=== What you are asked to do ===
Scan the material for the word "Population", and copy each line where it shows up.
━━━━━ Records shown
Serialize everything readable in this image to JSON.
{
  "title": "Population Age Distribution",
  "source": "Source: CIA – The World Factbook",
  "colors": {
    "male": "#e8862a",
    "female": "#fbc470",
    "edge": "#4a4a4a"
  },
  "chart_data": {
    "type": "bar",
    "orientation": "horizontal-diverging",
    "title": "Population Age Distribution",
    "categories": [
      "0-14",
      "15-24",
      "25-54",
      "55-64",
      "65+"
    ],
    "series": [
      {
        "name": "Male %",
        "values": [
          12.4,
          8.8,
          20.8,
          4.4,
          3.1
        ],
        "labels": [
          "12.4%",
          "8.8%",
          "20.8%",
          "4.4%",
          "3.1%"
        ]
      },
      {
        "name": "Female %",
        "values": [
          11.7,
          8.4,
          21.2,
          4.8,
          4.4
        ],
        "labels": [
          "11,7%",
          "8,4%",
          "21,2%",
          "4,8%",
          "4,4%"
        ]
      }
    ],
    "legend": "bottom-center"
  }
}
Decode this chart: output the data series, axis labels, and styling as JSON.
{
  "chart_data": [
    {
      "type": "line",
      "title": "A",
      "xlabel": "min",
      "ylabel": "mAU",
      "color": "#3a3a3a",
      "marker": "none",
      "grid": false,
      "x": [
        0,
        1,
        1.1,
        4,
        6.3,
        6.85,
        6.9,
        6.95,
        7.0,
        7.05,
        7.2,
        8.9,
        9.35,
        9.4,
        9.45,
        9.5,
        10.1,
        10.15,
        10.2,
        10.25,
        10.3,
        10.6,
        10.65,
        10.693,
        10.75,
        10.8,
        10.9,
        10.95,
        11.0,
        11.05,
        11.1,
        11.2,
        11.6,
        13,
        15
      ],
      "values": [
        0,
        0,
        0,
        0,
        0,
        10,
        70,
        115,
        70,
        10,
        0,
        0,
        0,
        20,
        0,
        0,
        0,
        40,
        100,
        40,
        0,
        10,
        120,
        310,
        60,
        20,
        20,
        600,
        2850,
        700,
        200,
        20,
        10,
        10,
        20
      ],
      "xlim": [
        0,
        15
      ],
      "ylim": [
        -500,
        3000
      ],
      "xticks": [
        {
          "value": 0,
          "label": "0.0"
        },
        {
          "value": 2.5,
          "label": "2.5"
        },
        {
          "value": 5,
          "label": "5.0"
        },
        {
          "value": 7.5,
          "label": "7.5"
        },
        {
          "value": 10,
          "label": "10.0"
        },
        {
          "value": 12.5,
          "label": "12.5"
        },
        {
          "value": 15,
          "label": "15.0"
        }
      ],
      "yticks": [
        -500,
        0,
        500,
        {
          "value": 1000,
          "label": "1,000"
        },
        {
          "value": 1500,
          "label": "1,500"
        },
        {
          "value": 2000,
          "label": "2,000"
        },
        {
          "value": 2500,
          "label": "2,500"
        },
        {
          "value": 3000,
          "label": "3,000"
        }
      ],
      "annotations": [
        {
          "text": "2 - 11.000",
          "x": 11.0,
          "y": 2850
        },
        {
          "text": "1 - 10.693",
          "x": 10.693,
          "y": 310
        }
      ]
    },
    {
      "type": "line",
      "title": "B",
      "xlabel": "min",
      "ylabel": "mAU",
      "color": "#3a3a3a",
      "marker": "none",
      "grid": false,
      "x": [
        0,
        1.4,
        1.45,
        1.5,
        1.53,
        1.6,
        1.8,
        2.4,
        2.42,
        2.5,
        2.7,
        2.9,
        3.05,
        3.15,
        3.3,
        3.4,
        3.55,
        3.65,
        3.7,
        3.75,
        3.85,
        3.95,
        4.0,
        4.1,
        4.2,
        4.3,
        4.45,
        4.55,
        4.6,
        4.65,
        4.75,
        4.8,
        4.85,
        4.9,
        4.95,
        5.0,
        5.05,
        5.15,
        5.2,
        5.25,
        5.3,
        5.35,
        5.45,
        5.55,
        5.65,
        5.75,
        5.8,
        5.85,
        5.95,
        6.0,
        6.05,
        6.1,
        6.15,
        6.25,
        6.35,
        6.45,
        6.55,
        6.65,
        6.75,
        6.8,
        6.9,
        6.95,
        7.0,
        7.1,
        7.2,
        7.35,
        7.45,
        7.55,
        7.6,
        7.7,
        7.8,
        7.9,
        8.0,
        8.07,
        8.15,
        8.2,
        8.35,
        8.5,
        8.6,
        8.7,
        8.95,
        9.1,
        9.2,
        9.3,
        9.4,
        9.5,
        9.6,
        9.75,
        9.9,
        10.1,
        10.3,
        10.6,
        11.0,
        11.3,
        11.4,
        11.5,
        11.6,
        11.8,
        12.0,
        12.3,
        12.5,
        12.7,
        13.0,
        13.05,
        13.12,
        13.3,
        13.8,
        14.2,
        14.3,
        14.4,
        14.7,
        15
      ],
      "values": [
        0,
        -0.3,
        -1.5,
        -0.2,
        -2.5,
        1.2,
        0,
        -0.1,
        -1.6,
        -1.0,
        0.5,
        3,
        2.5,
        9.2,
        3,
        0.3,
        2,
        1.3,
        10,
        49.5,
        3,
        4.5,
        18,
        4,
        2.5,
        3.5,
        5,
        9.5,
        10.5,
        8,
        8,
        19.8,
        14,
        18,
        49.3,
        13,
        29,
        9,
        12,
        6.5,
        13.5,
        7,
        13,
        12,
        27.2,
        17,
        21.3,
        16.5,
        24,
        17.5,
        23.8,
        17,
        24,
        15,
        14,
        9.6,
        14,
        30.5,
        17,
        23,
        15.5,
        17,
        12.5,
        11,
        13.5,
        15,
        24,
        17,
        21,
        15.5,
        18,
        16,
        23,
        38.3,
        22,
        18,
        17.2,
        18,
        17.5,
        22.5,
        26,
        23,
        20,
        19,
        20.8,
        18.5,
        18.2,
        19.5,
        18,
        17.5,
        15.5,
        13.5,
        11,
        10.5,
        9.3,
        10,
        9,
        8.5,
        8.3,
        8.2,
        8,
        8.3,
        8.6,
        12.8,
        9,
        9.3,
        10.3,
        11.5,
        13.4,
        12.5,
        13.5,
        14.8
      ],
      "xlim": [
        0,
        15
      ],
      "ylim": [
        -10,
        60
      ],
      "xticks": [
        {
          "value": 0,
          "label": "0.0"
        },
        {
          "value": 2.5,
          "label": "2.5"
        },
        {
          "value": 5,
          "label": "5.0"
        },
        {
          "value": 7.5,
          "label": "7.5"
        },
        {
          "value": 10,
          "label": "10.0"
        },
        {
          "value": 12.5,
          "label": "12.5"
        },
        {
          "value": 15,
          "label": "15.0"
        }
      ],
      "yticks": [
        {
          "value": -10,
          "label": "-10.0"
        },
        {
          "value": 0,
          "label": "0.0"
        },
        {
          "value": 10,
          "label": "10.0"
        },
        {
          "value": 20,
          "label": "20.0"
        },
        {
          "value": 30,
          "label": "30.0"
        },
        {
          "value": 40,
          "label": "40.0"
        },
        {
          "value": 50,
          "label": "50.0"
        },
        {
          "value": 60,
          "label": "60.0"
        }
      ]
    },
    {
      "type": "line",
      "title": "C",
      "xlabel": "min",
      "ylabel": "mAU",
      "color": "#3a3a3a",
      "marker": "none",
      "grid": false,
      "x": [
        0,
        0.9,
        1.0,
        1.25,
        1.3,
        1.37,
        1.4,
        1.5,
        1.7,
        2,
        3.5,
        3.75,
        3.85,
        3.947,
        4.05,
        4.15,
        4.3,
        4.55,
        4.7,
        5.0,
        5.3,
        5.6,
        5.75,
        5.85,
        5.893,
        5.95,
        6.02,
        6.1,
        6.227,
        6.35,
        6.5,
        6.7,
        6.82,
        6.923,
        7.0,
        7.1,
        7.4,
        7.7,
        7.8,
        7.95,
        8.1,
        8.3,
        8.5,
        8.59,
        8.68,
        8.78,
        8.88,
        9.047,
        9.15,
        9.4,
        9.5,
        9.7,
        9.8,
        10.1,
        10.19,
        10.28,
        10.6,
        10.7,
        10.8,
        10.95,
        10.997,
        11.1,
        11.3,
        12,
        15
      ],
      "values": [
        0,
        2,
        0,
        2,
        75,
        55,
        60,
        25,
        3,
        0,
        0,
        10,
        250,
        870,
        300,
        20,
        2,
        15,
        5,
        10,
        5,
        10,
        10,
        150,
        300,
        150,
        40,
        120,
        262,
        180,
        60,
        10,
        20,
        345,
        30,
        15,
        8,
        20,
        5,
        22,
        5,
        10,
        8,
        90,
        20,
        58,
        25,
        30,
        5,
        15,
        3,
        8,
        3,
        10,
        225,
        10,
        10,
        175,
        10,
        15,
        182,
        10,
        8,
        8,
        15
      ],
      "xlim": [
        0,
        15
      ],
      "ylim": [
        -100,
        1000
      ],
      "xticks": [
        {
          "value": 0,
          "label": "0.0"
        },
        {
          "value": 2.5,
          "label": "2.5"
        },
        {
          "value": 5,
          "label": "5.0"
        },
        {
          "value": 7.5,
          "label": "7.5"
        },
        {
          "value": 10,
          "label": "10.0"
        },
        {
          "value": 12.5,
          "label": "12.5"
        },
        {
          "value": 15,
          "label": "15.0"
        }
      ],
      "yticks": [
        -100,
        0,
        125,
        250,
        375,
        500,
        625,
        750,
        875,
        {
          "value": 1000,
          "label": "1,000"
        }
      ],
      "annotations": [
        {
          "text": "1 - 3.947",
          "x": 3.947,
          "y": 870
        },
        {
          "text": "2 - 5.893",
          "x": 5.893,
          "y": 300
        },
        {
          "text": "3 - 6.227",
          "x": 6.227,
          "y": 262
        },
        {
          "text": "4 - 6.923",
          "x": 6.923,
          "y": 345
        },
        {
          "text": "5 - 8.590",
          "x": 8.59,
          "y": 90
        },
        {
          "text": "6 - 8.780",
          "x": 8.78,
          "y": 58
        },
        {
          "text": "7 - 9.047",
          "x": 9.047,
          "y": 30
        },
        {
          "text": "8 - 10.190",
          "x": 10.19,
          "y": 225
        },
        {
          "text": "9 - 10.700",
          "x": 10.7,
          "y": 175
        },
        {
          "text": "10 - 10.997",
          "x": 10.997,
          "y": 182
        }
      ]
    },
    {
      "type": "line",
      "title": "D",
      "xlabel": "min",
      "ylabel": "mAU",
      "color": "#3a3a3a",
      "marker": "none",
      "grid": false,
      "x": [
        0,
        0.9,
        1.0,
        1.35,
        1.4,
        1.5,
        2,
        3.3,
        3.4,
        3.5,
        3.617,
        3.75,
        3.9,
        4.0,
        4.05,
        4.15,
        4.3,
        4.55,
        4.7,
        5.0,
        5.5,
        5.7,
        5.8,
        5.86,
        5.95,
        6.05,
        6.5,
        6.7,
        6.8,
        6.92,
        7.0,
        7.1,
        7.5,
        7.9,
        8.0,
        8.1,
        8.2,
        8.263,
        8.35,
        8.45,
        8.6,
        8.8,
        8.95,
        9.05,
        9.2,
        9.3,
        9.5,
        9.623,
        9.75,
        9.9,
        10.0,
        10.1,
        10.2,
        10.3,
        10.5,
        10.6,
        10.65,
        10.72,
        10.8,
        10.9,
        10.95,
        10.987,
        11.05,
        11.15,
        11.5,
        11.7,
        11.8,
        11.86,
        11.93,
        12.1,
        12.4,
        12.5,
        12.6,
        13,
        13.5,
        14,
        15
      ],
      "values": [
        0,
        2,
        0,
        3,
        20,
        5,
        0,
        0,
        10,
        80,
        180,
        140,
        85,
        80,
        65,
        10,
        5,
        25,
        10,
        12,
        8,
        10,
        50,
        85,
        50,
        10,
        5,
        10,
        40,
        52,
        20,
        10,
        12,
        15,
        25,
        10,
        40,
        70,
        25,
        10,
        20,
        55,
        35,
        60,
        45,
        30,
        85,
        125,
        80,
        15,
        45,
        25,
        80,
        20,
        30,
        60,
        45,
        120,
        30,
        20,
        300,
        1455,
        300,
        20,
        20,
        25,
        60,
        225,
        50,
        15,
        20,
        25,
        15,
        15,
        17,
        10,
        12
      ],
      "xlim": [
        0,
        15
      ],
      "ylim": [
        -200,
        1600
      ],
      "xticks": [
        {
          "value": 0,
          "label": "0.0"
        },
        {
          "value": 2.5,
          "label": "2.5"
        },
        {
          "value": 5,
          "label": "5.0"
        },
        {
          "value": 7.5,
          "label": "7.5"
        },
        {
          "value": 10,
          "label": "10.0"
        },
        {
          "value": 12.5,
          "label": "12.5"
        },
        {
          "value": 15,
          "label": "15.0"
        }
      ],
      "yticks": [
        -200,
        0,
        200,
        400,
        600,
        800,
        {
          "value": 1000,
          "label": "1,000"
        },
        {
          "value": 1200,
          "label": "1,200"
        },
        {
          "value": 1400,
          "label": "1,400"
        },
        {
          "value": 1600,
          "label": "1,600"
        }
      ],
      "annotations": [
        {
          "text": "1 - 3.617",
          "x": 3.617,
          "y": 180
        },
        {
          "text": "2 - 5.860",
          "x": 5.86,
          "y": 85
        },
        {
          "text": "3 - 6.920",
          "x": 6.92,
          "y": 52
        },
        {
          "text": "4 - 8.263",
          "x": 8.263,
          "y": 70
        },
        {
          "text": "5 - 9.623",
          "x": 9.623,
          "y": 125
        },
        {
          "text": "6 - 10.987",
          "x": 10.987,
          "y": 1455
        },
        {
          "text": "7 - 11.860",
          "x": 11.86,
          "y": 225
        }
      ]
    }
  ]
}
━━━━━━━━━━
=== Response below ===
  "title": "Population Age Distribution",
    "title": "Population Age Distribution",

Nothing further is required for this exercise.